WHAT YOU WILL DO:
Repeat the listing that comes next, leaving nothing out and changing nothing.

GIVEN INFORMATION:
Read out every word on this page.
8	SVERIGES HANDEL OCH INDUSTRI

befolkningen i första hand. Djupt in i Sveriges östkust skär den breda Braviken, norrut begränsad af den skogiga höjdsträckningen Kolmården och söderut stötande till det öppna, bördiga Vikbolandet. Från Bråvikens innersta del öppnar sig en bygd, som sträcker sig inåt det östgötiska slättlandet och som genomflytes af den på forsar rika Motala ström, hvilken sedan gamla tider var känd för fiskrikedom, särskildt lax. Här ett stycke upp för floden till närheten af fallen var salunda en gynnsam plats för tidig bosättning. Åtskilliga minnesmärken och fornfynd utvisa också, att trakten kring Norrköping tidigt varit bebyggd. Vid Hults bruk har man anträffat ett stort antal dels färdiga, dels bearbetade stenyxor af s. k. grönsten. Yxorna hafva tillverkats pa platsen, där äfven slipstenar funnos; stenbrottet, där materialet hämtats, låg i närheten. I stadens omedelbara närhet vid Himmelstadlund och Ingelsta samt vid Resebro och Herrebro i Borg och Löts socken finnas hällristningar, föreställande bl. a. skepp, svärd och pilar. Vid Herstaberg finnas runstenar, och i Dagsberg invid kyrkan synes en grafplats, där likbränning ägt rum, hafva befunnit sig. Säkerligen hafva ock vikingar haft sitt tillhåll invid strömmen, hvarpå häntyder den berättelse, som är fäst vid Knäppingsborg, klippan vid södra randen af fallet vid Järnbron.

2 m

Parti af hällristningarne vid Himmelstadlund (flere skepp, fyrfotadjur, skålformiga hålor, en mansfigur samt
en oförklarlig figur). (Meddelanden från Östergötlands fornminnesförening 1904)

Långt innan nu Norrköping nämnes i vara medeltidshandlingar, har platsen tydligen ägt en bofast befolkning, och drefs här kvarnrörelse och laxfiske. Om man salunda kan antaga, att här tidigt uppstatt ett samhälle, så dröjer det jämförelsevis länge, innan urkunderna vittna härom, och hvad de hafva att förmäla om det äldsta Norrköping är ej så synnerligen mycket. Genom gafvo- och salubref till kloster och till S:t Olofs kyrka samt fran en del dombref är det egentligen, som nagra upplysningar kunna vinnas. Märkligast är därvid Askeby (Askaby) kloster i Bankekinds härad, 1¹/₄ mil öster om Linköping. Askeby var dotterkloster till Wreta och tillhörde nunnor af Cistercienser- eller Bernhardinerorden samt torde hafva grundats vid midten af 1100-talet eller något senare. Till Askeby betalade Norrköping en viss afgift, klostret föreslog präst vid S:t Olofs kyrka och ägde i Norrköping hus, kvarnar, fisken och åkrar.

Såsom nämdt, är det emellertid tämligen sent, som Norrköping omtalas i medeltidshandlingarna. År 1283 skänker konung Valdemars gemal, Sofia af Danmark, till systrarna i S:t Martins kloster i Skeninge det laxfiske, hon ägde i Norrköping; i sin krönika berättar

COMPLETED EXERCISE:
Read out every word on this page.
8	SVERIGES HANDEL OCH INDUSTRI

befolkningen i första hand. Djupt in i Sveriges östkust skär den breda Braviken, norrut begränsad af den skogiga höjdsträckningen Kolmården och söderut stötande till det öppna, bördiga Vikbolandet. Från Bråvikens innersta del öppnar sig en bygd, som sträcker sig inåt det östgötiska slättlandet och som genomflytes af den på forsar rika Motala ström, hvilken sedan gamla tider var känd för fiskrikedom, särskildt lax. Här ett stycke upp för floden till närheten af fallen var salunda en gynnsam plats för tidig bosättning. Åtskilliga minnesmärken och fornfynd utvisa också, att trakten kring Norrköping tidigt varit bebyggd. Vid Hults bruk har man anträffat ett stort antal dels färdiga, dels bearbetade stenyxor af s. k. grönsten. Yxorna hafva tillverkats pa platsen, där äfven slipstenar funnos; stenbrottet, där materialet hämtats, låg i närheten. I stadens omedelbara närhet vid Himmelstadlund och Ingelsta samt vid Resebro och Herrebro i Borg och Löts socken finnas hällristningar, föreställande bl. a. skepp, svärd och pilar. Vid Herstaberg finnas runstenar, och i Dagsberg invid kyrkan synes en grafplats, där likbränning ägt rum, hafva befunnit sig. Säkerligen hafva ock vikingar haft sitt tillhåll invid strömmen, hvarpå häntyder den berättelse, som är fäst vid Knäppingsborg, klippan vid södra randen af fallet vid Järnbron.

2 m

Parti af hällristningarne vid Himmelstadlund (flere skepp, fyrfotadjur, skålformiga hålor, en mansfigur samt
en oförklarlig figur). (Meddelanden från Östergötlands fornminnesförening 1904)

Långt innan nu Norrköping nämnes i vara medeltidshandlingar, har platsen tydligen ägt en bofast befolkning, och drefs här kvarnrörelse och laxfiske. Om man salunda kan antaga, att här tidigt uppstatt ett samhälle, så dröjer det jämförelsevis länge, innan urkunderna vittna härom, och hvad de hafva att förmäla om det äldsta Norrköping är ej så synnerligen mycket. Genom gafvo- och salubref till kloster och till S:t Olofs kyrka samt fran en del dombref är det egentligen, som nagra upplysningar kunna vinnas. Märkligast är därvid Askeby (Askaby) kloster i Bankekinds härad, 1¹/₄ mil öster om Linköping. Askeby var dotterkloster till Wreta och tillhörde nunnor af Cistercienser- eller Bernhardinerorden samt torde hafva grundats vid midten af 1100-talet eller något senare. Till Askeby betalade Norrköping en viss afgift, klostret föreslog präst vid S:t Olofs kyrka och ägde i Norrköping hus, kvarnar, fisken och åkrar.

Såsom nämdt, är det emellertid tämligen sent, som Norrköping omtalas i medeltidshandlingarna. År 1283 skänker konung Valdemars gemal, Sofia af Danmark, till systrarna i S:t Martins kloster i Skeninge det laxfiske, hon ägde i Norrköping; i sin krönika berättar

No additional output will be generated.